§ **GIVEN INSTRUCTION**
Reproduce the listing below without any change.

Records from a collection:

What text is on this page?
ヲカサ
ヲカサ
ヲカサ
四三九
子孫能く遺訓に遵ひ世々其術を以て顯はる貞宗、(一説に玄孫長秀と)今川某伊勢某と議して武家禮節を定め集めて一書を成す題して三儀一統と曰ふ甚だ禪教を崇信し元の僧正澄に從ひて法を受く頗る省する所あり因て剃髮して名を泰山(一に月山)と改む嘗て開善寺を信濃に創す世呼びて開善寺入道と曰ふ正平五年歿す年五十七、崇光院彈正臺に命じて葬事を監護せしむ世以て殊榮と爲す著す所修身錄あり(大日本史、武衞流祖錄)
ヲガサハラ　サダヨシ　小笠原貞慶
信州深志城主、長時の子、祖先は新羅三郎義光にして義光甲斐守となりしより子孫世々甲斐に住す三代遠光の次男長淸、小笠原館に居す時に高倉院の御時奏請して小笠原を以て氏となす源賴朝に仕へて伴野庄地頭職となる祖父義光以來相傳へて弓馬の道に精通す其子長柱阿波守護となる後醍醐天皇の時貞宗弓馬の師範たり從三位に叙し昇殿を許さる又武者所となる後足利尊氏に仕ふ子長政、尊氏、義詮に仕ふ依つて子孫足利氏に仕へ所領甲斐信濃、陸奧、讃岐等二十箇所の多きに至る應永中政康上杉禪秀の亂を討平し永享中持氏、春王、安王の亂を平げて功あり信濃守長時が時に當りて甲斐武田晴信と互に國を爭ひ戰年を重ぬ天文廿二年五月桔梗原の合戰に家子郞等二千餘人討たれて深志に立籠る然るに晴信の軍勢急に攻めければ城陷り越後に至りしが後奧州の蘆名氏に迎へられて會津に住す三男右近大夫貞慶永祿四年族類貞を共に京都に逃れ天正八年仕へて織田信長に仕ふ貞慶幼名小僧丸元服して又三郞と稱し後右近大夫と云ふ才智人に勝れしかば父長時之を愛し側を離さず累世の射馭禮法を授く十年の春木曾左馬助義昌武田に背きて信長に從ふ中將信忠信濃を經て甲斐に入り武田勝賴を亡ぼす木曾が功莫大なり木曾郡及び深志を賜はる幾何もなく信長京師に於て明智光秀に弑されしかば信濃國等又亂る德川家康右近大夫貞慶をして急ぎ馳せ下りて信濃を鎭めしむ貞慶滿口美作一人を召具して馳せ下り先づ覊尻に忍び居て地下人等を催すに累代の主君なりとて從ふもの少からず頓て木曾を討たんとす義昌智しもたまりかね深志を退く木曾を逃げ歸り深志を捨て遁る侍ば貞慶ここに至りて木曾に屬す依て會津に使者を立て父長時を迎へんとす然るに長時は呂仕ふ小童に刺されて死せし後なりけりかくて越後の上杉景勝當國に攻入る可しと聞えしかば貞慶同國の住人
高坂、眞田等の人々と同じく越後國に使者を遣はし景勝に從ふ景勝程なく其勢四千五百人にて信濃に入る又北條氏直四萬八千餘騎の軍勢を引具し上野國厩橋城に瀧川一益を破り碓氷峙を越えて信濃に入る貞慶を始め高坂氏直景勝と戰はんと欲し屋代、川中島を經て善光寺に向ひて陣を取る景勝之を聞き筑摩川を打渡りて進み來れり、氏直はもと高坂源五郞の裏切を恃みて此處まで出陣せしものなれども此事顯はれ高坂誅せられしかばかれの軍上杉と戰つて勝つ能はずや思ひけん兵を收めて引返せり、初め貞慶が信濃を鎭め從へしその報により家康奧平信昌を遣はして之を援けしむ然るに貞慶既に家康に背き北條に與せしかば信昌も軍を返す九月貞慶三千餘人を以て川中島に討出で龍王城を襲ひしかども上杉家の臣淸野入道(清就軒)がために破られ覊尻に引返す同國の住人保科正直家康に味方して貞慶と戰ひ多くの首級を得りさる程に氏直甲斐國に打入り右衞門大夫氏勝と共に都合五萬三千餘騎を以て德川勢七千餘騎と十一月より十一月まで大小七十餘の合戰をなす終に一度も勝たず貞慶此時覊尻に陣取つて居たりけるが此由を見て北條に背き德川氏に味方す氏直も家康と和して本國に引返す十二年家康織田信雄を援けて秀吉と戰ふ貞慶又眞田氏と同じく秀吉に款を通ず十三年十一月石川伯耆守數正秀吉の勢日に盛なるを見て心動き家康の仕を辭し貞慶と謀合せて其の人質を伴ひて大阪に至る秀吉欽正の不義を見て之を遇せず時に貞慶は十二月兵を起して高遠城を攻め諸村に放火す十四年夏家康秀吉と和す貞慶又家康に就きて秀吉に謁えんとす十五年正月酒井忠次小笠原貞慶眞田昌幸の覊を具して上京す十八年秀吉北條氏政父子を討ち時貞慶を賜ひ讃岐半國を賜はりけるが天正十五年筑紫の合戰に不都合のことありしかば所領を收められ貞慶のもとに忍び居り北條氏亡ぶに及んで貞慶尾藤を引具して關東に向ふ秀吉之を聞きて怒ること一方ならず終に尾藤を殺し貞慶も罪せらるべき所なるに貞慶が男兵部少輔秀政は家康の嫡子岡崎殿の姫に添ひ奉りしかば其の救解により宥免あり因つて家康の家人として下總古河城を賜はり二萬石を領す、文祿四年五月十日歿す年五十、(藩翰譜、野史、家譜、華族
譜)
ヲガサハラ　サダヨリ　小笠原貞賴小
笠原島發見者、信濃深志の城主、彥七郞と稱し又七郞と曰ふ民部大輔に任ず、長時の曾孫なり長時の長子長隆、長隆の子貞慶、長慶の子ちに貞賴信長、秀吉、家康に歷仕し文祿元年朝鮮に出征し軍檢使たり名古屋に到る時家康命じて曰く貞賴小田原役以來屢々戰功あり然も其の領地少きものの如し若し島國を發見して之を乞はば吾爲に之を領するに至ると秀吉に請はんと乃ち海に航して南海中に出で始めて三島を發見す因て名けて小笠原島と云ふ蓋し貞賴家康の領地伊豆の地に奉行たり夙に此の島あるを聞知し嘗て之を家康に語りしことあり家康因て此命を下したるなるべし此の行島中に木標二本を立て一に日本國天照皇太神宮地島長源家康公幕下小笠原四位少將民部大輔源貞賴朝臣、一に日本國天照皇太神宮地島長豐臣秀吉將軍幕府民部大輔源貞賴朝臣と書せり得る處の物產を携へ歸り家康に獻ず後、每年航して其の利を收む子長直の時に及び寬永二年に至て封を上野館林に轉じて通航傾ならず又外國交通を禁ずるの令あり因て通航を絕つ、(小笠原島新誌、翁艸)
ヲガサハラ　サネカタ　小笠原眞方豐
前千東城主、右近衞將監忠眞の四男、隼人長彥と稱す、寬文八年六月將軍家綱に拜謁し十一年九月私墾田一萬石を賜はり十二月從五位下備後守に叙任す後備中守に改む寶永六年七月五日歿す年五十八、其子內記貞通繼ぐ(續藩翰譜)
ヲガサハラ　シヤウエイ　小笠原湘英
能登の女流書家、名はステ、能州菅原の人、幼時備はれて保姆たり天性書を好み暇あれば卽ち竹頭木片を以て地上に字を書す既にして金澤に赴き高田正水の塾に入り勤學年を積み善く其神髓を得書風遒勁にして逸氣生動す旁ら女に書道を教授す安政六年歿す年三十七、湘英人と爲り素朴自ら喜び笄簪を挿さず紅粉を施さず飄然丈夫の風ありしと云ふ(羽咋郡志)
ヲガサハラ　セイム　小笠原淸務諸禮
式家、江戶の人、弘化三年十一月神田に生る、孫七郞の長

§ **FULL OUTPUT**
What text is on this page?
ヲカサ
ヲカサ
ヲカサ
四三九
子孫能く遺訓に遵ひ世々其術を以て顯はる貞宗、(一説に玄孫長秀と)今川某伊勢某と議して武家禮節を定め集めて一書を成す題して三儀一統と曰ふ甚だ禪教を崇信し元の僧正澄に從ひて法を受く頗る省する所あり因て剃髮して名を泰山(一に月山)と改む嘗て開善寺を信濃に創す世呼びて開善寺入道と曰ふ正平五年歿す年五十七、崇光院彈正臺に命じて葬事を監護せしむ世以て殊榮と爲す著す所修身錄あり(大日本史、武衞流祖錄)
ヲガサハラ　サダヨシ　小笠原貞慶
信州深志城主、長時の子、祖先は新羅三郎義光にして義光甲斐守となりしより子孫世々甲斐に住す三代遠光の次男長淸、小笠原館に居す時に高倉院の御時奏請して小笠原を以て氏となす源賴朝に仕へて伴野庄地頭職となる祖父義光以來相傳へて弓馬の道に精通す其子長柱阿波守護となる後醍醐天皇の時貞宗弓馬の師範たり從三位に叙し昇殿を許さる又武者所となる後足利尊氏に仕ふ子長政、尊氏、義詮に仕ふ依つて子孫足利氏に仕へ所領甲斐信濃、陸奧、讃岐等二十箇所の多きに至る應永中政康上杉禪秀の亂を討平し永享中持氏、春王、安王の亂を平げて功あり信濃守長時が時に當りて甲斐武田晴信と互に國を爭ひ戰年を重ぬ天文廿二年五月桔梗原の合戰に家子郞等二千餘人討たれて深志に立籠る然るに晴信の軍勢急に攻めければ城陷り越後に至りしが後奧州の蘆名氏に迎へられて會津に住す三男右近大夫貞慶永祿四年族類貞を共に京都に逃れ天正八年仕へて織田信長に仕ふ貞慶幼名小僧丸元服して又三郞と稱し後右近大夫と云ふ才智人に勝れしかば父長時之を愛し側を離さず累世の射馭禮法を授く十年の春木曾左馬助義昌武田に背きて信長に從ふ中將信忠信濃を經て甲斐に入り武田勝賴を亡ぼす木曾が功莫大なり木曾郡及び深志を賜はる幾何もなく信長京師に於て明智光秀に弑されしかば信濃國等又亂る德川家康右近大夫貞慶をして急ぎ馳せ下りて信濃を鎭めしむ貞慶滿口美作一人を召具して馳せ下り先づ覊尻に忍び居て地下人等を催すに累代の主君なりとて從ふもの少からず頓て木曾を討たんとす義昌智しもたまりかね深志を退く木曾を逃げ歸り深志を捨て遁る侍ば貞慶ここに至りて木曾に屬す依て會津に使者を立て父長時を迎へんとす然るに長時は呂仕ふ小童に刺されて死せし後なりけりかくて越後の上杉景勝當國に攻入る可しと聞えしかば貞慶同國の住人
高坂、眞田等の人々と同じく越後國に使者を遣はし景勝に從ふ景勝程なく其勢四千五百人にて信濃に入る又北條氏直四萬八千餘騎の軍勢を引具し上野國厩橋城に瀧川一益を破り碓氷峙を越えて信濃に入る貞慶を始め高坂氏直景勝と戰はんと欲し屋代、川中島を經て善光寺に向ひて陣を取る景勝之を聞き筑摩川を打渡りて進み來れり、氏直はもと高坂源五郞の裏切を恃みて此處まで出陣せしものなれども此事顯はれ高坂誅せられしかばかれの軍上杉と戰つて勝つ能はずや思ひけん兵を收めて引返せり、初め貞慶が信濃を鎭め從へしその報により家康奧平信昌を遣はして之を援けしむ然るに貞慶既に家康に背き北條に與せしかば信昌も軍を返す九月貞慶三千餘人を以て川中島に討出で龍王城を襲ひしかども上杉家の臣淸野入道(清就軒)がために破られ覊尻に引返す同國の住人保科正直家康に味方して貞慶と戰ひ多くの首級を得りさる程に氏直甲斐國に打入り右衞門大夫氏勝と共に都合五萬三千餘騎を以て德川勢七千餘騎と十一月より十一月まで大小七十餘の合戰をなす終に一度も勝たず貞慶此時覊尻に陣取つて居たりけるが此由を見て北條に背き德川氏に味方す氏直も家康と和して本國に引返す十二年家康織田信雄を援けて秀吉と戰ふ貞慶又眞田氏と同じく秀吉に款を通ず十三年十一月石川伯耆守數正秀吉の勢日に盛なるを見て心動き家康の仕を辭し貞慶と謀合せて其の人質を伴ひて大阪に至る秀吉欽正の不義を見て之を遇せず時に貞慶は十二月兵を起して高遠城を攻め諸村に放火す十四年夏家康秀吉と和す貞慶又家康に就きて秀吉に謁えんとす十五年正月酒井忠次小笠原貞慶眞田昌幸の覊を具して上京す十八年秀吉北條氏政父子を討ち時貞慶を賜ひ讃岐半國を賜はりけるが天正十五年筑紫の合戰に不都合のことありしかば所領を收められ貞慶のもとに忍び居り北條氏亡ぶに及んで貞慶尾藤を引具して關東に向ふ秀吉之を聞きて怒ること一方ならず終に尾藤を殺し貞慶も罪せらるべき所なるに貞慶が男兵部少輔秀政は家康の嫡子岡崎殿の姫に添ひ奉りしかば其の救解により宥免あり因つて家康の家人として下總古河城を賜はり二萬石を領す、文祿四年五月十日歿す年五十、(藩翰譜、野史、家譜、華族
譜)
ヲガサハラ　サダヨリ　小笠原貞賴小
笠原島發見者、信濃深志の城主、彥七郞と稱し又七郞と曰ふ民部大輔に任ず、長時の曾孫なり長時の長子長隆、長隆の子貞慶、長慶の子ちに貞賴信長、秀吉、家康に歷仕し文祿元年朝鮮に出征し軍檢使たり名古屋に到る時家康命じて曰く貞賴小田原役以來屢々戰功あり然も其の領地少きものの如し若し島國を發見して之を乞はば吾爲に之を領するに至ると秀吉に請はんと乃ち海に航して南海中に出で始めて三島を發見す因て名けて小笠原島と云ふ蓋し貞賴家康の領地伊豆の地に奉行たり夙に此の島あるを聞知し嘗て之を家康に語りしことあり家康因て此命を下したるなるべし此の行島中に木標二本を立て一に日本國天照皇太神宮地島長源家康公幕下小笠原四位少將民部大輔源貞賴朝臣、一に日本國天照皇太神宮地島長豐臣秀吉將軍幕府民部大輔源貞賴朝臣と書せり得る處の物產を携へ歸り家康に獻ず後、每年航して其の利を收む子長直の時に及び寬永二年に至て封を上野館林に轉じて通航傾ならず又外國交通を禁ずるの令あり因て通航を絕つ、(小笠原島新誌、翁艸)
ヲガサハラ　サネカタ　小笠原眞方豐
前千東城主、右近衞將監忠眞の四男、隼人長彥と稱す、寬文八年六月將軍家綱に拜謁し十一年九月私墾田一萬石を賜はり十二月從五位下備後守に叙任す後備中守に改む寶永六年七月五日歿す年五十八、其子內記貞通繼ぐ(續藩翰譜)
ヲガサハラ　シヤウエイ　小笠原湘英
能登の女流書家、名はステ、能州菅原の人、幼時備はれて保姆たり天性書を好み暇あれば卽ち竹頭木片を以て地上に字を書す既にして金澤に赴き高田正水の塾に入り勤學年を積み善く其神髓を得書風遒勁にして逸氣生動す旁ら女に書道を教授す安政六年歿す年三十七、湘英人と爲り素朴自ら喜び笄簪を挿さず紅粉を施さず飄然丈夫の風ありしと云ふ(羽咋郡志)
ヲガサハラ　セイム　小笠原淸務諸禮
式家、江戶の人、弘化三年十一月神田に生る、孫七郞の長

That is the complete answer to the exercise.